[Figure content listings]
=-=-=-=-=

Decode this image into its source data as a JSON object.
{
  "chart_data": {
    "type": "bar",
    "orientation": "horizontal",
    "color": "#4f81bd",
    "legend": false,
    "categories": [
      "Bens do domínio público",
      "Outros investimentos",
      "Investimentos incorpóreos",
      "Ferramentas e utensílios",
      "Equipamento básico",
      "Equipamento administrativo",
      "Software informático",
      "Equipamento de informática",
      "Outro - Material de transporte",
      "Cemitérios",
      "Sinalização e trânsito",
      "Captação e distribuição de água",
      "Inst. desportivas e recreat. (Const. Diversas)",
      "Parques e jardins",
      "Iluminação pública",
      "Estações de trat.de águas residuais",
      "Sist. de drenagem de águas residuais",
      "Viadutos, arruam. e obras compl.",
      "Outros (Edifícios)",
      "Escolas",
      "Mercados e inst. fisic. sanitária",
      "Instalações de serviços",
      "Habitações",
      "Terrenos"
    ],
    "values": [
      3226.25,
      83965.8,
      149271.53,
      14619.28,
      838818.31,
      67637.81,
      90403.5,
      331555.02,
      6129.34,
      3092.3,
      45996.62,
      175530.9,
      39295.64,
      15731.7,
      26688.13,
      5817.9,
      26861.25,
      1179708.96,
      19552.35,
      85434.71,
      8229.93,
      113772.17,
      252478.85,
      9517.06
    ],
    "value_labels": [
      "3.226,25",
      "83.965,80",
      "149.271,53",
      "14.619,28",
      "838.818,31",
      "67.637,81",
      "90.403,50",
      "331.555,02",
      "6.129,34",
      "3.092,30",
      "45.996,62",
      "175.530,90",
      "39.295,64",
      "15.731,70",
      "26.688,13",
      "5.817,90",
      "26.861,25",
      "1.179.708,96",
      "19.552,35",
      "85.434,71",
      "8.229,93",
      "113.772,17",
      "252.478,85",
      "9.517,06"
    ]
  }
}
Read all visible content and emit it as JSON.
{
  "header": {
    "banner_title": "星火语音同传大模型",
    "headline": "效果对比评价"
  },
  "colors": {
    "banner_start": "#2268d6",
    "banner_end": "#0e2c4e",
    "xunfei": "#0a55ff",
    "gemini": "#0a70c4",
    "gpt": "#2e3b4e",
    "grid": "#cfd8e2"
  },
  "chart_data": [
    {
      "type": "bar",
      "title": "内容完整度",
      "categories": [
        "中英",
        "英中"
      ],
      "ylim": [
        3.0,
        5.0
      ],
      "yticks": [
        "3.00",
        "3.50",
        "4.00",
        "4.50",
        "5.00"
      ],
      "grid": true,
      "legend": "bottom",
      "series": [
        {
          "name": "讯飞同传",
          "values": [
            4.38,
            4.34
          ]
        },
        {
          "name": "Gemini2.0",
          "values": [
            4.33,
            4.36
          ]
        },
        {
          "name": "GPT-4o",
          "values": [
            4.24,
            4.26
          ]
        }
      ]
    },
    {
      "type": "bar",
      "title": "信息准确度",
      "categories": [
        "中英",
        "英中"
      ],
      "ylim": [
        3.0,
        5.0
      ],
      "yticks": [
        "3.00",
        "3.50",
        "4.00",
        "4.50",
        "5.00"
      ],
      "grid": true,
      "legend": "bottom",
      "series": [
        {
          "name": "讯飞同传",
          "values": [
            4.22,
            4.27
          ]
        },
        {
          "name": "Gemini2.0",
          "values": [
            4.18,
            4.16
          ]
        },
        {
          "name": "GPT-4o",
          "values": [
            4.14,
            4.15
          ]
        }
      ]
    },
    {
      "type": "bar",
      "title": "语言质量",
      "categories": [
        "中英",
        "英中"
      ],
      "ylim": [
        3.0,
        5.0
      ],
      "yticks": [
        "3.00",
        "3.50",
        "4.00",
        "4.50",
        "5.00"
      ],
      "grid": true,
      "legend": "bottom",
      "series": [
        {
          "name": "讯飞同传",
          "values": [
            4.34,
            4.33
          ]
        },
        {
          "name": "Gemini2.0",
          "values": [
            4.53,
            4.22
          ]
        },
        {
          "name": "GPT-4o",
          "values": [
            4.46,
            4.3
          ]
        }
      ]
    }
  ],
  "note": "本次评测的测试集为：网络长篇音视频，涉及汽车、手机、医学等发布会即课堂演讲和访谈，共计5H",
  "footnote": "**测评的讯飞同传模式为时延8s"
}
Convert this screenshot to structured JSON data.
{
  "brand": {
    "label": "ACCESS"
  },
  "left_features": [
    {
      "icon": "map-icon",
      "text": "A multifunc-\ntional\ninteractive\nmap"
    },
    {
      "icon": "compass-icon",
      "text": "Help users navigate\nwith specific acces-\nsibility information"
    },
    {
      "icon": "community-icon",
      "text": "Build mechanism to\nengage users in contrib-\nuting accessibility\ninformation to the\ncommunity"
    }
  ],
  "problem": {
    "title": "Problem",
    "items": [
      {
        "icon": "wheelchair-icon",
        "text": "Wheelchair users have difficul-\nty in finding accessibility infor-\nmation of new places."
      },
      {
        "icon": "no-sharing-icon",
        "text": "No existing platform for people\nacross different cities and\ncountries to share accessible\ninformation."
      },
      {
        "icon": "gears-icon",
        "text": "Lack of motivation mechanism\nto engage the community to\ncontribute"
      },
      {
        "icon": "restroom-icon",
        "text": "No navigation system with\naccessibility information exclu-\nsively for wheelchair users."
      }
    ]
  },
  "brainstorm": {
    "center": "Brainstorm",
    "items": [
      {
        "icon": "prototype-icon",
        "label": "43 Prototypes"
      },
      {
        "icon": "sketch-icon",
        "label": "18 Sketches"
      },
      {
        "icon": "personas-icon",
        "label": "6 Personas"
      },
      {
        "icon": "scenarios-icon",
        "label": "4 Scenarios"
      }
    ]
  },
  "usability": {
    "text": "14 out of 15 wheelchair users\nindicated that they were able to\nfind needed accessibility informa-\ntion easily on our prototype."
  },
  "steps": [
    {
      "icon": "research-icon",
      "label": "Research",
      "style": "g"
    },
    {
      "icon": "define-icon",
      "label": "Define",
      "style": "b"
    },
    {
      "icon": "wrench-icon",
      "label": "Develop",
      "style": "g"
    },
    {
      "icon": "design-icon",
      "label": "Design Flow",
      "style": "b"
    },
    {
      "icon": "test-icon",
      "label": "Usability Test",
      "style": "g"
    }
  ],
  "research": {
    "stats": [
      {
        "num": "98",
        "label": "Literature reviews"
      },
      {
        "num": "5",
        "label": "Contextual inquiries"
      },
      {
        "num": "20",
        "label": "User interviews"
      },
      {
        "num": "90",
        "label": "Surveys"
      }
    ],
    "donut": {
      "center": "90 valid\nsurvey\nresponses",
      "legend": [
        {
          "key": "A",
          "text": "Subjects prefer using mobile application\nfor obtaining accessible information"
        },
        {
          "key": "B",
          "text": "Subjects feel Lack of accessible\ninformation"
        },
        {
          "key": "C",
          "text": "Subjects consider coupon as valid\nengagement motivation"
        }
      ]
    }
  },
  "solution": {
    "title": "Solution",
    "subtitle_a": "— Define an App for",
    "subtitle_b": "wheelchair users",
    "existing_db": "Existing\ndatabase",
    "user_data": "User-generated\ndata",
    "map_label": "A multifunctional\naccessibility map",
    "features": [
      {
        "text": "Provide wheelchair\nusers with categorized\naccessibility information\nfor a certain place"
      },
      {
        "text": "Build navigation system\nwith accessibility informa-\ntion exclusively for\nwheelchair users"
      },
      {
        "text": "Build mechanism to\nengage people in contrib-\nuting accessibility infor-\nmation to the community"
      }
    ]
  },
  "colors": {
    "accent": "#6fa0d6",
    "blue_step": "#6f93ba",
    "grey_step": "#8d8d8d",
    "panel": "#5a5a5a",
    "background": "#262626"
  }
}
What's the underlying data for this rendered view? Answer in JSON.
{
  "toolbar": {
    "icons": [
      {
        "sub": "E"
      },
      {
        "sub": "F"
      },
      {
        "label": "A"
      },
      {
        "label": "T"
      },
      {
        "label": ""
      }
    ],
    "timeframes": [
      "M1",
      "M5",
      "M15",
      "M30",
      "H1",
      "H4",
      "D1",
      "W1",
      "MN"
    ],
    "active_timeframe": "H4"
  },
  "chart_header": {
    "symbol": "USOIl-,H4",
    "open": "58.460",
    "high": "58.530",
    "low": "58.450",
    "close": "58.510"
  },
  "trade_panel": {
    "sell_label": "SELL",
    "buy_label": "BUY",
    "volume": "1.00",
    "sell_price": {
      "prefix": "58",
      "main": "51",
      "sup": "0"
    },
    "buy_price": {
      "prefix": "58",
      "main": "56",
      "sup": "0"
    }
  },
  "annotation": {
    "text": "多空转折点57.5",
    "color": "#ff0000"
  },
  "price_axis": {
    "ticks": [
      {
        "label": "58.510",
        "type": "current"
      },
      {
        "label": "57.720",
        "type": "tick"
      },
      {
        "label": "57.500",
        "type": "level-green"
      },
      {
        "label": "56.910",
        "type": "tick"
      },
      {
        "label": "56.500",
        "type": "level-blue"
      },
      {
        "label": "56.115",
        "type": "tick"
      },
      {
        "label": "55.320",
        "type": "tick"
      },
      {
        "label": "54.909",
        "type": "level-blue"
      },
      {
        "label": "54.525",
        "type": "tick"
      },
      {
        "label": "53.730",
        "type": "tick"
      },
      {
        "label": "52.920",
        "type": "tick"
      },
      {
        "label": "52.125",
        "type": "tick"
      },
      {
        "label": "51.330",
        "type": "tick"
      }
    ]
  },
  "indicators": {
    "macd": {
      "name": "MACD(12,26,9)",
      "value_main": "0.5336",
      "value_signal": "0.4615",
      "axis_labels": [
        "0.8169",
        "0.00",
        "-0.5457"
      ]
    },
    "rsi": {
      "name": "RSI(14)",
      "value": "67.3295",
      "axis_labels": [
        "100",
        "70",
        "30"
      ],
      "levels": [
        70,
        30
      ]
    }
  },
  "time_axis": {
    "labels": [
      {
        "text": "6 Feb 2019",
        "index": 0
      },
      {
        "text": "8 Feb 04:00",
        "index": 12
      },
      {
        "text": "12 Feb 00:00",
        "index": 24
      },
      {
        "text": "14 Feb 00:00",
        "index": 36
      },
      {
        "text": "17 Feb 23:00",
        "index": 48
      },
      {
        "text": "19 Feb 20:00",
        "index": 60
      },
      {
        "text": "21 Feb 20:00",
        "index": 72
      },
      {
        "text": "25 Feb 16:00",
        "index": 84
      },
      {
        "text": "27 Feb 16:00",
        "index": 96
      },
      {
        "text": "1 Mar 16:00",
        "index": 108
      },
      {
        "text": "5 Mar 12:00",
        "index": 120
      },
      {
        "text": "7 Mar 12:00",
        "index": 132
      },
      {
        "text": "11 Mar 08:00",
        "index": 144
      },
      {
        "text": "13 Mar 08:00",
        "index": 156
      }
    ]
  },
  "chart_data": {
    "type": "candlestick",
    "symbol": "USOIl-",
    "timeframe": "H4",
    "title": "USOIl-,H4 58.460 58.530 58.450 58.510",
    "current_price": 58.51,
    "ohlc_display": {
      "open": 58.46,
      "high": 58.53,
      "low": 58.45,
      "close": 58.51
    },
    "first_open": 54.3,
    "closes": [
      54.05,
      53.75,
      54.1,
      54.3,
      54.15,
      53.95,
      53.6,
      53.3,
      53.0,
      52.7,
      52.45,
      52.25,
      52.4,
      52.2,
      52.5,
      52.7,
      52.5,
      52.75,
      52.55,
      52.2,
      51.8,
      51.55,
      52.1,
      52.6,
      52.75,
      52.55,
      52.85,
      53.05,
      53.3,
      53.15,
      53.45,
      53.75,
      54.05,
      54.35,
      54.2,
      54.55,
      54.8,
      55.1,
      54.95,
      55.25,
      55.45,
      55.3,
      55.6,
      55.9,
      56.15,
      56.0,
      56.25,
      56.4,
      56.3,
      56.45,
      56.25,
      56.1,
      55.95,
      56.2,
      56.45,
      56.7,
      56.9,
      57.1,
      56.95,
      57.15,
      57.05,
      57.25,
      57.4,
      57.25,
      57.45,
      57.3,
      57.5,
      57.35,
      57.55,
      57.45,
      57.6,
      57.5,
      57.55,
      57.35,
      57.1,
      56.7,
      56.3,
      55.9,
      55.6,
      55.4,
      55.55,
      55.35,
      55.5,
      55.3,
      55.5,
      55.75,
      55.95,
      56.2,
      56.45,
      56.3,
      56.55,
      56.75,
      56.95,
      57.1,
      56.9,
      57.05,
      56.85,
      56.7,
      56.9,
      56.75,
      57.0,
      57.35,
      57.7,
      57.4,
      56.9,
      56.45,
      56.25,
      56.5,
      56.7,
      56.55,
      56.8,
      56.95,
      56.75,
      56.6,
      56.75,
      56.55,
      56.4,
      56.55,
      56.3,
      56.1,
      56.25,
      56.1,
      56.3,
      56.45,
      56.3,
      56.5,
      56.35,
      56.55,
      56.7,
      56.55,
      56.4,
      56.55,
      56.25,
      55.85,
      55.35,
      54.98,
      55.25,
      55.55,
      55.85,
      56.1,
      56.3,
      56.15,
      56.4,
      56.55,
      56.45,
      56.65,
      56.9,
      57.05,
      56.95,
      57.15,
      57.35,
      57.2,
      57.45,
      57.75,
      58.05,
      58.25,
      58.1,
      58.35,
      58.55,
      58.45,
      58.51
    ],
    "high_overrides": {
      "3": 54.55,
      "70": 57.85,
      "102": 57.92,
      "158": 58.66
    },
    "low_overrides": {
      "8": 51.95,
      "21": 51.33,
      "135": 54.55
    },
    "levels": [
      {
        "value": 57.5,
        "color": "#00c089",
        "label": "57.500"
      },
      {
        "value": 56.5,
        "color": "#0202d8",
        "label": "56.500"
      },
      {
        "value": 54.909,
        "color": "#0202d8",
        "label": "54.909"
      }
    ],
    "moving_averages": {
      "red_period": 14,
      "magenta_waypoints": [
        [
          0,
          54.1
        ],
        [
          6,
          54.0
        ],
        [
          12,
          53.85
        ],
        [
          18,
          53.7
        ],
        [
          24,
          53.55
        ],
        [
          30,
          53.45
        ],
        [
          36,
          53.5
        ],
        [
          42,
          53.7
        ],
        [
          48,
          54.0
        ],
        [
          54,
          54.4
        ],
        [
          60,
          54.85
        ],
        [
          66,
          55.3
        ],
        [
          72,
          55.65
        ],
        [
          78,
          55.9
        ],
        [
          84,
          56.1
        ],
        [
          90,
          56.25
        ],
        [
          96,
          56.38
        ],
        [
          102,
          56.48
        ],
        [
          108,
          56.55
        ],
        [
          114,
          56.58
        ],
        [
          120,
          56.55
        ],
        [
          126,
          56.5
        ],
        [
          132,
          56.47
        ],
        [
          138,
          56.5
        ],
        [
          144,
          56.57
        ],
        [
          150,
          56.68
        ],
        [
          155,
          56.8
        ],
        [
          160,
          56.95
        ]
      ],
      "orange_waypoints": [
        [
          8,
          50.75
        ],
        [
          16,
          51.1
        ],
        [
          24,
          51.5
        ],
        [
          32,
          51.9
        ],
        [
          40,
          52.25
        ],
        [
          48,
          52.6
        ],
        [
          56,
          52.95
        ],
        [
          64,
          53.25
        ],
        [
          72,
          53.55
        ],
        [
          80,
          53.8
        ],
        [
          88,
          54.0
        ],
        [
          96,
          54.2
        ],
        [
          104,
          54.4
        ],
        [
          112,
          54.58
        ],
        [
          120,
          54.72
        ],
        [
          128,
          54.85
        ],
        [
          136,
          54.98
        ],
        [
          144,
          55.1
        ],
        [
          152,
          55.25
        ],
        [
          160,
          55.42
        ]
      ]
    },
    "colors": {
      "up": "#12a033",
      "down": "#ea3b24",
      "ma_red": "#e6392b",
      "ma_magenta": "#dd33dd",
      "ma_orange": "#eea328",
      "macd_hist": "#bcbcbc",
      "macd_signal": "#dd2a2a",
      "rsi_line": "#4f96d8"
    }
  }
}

=-=-=-=-=

▸ Required task: Your task is to gather every line with the word "this" and copy it.

▸ Task output:
Decode this image into its source data as a JSON object.
Convert this screenshot to structured JSON data.
What's the underlying data for this rendered view? Answer in JSON.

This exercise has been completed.